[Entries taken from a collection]
────────────────
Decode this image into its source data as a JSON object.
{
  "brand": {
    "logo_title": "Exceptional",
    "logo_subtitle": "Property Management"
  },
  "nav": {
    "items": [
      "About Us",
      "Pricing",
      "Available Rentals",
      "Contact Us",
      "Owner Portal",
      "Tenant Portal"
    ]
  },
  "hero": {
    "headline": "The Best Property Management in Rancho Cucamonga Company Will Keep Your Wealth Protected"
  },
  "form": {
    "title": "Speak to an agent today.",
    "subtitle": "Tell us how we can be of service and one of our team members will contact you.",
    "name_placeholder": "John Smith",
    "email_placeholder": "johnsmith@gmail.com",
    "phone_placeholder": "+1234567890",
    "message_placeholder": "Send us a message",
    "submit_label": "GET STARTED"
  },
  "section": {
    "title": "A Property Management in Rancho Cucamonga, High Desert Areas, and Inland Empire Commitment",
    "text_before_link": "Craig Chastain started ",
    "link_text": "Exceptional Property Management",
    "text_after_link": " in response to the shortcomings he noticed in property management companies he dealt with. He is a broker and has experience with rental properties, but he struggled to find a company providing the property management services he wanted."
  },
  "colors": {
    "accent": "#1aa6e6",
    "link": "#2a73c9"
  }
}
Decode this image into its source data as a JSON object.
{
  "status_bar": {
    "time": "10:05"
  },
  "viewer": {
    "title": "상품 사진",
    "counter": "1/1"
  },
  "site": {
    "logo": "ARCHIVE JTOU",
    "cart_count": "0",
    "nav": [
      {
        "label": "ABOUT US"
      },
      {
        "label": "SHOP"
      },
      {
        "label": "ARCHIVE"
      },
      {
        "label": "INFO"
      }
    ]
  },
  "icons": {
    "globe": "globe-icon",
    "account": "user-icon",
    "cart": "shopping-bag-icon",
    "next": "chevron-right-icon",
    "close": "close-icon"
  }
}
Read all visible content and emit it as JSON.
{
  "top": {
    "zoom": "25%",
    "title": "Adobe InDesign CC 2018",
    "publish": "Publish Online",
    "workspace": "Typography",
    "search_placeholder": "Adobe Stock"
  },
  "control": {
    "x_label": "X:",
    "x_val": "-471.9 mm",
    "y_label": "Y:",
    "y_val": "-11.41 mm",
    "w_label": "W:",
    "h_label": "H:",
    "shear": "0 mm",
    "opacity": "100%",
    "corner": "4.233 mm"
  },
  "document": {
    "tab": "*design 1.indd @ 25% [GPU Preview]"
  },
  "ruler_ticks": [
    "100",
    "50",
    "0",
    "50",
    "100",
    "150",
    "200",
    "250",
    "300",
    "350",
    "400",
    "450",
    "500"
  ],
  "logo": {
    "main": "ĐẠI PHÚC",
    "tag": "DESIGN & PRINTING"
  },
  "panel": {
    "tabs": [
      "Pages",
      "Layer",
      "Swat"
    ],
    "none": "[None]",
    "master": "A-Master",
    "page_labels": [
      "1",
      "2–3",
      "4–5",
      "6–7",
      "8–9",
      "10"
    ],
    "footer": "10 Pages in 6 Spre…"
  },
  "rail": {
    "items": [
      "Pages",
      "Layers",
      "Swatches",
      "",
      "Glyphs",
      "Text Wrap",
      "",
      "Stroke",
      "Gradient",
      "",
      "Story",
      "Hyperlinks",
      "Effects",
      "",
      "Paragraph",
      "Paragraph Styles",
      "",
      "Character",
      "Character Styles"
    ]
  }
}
────────────────
What is needed = Using the data above, reproduce every line exactly.

Response to the task =
Decode this image into its source data as a JSON object.
{
  "brand": {
    "logo_title": "Exceptional",
    "logo_subtitle": "Property Management"
  },
  "nav": {
    "items": [
      "About Us",
      "Pricing",
      "Available Rentals",
      "Contact Us",
      "Owner Portal",
      "Tenant Portal"
    ]
  },
  "hero": {
    "headline": "The Best Property Management in Rancho Cucamonga Company Will Keep Your Wealth Protected"
  },
  "form": {
    "title": "Speak to an agent today.",
    "subtitle": "Tell us how we can be of service and one of our team members will contact you.",
    "name_placeholder": "John Smith",
    "email_placeholder": "johnsmith@gmail.com",
    "phone_placeholder": "+1234567890",
    "message_placeholder": "Send us a message",
    "submit_label": "GET STARTED"
  },
  "section": {
    "title": "A Property Management in Rancho Cucamonga, High Desert Areas, and Inland Empire Commitment",
    "text_before_link": "Craig Chastain started ",
    "link_text": "Exceptional Property Management",
    "text_after_link": " in response to the shortcomings he noticed in property management companies he dealt with. He is a broker and has experience with rental properties, but he struggled to find a company providing the property management services he wanted."
  },
  "colors": {
    "accent": "#1aa6e6",
    "link": "#2a73c9"
  }
}
Decode this image into its source data as a JSON object.
{
  "status_bar": {
    "time": "10:05"
  },
  "viewer": {
    "title": "상품 사진",
    "counter": "1/1"
  },
  "site": {
    "logo": "ARCHIVE JTOU",
    "cart_count": "0",
    "nav": [
      {
        "label": "ABOUT US"
      },
      {
        "label": "SHOP"
      },
      {
        "label": "ARCHIVE"
      },
      {
        "label": "INFO"
      }
    ]
  },
  "icons": {
    "globe": "globe-icon",
    "account": "user-icon",
    "cart": "shopping-bag-icon",
    "next": "chevron-right-icon",
    "close": "close-icon"
  }
}
Read all visible content and emit it as JSON.
{
  "top": {
    "zoom": "25%",
    "title": "Adobe InDesign CC 2018",
    "publish": "Publish Online",
    "workspace": "Typography",
    "search_placeholder": "Adobe Stock"
  },
  "control": {
    "x_label": "X:",
    "x_val": "-471.9 mm",
    "y_label": "Y:",
    "y_val": "-11.41 mm",
    "w_label": "W:",
    "h_label": "H:",
    "shear": "0 mm",
    "opacity": "100%",
    "corner": "4.233 mm"
  },
  "document": {
    "tab": "*design 1.indd @ 25% [GPU Preview]"
  },
  "ruler_ticks": [
    "100",
    "50",
    "0",
    "50",
    "100",
    "150",
    "200",
    "250",
    "300",
    "350",
    "400",
    "450",
    "500"
  ],
  "logo": {
    "main": "ĐẠI PHÚC",
    "tag": "DESIGN & PRINTING"
  },
  "panel": {
    "tabs": [
      "Pages",
      "Layer",
      "Swat"
    ],
    "none": "[None]",
    "master": "A-Master",
    "page_labels": [
      "1",
      "2–3",
      "4–5",
      "6–7",
      "8–9",
      "10"
    ],
    "footer": "10 Pages in 6 Spre…"
  },
  "rail": {
    "items": [
      "Pages",
      "Layers",
      "Swatches",
      "",
      "Glyphs",
      "Text Wrap",
      "",
      "Stroke",
      "Gradient",
      "",
      "Story",
      "Hyperlinks",
      "Effects",
      "",
      "Paragraph",
      "Paragraph Styles",
      "",
      "Character",
      "Character Styles"
    ]
  }
}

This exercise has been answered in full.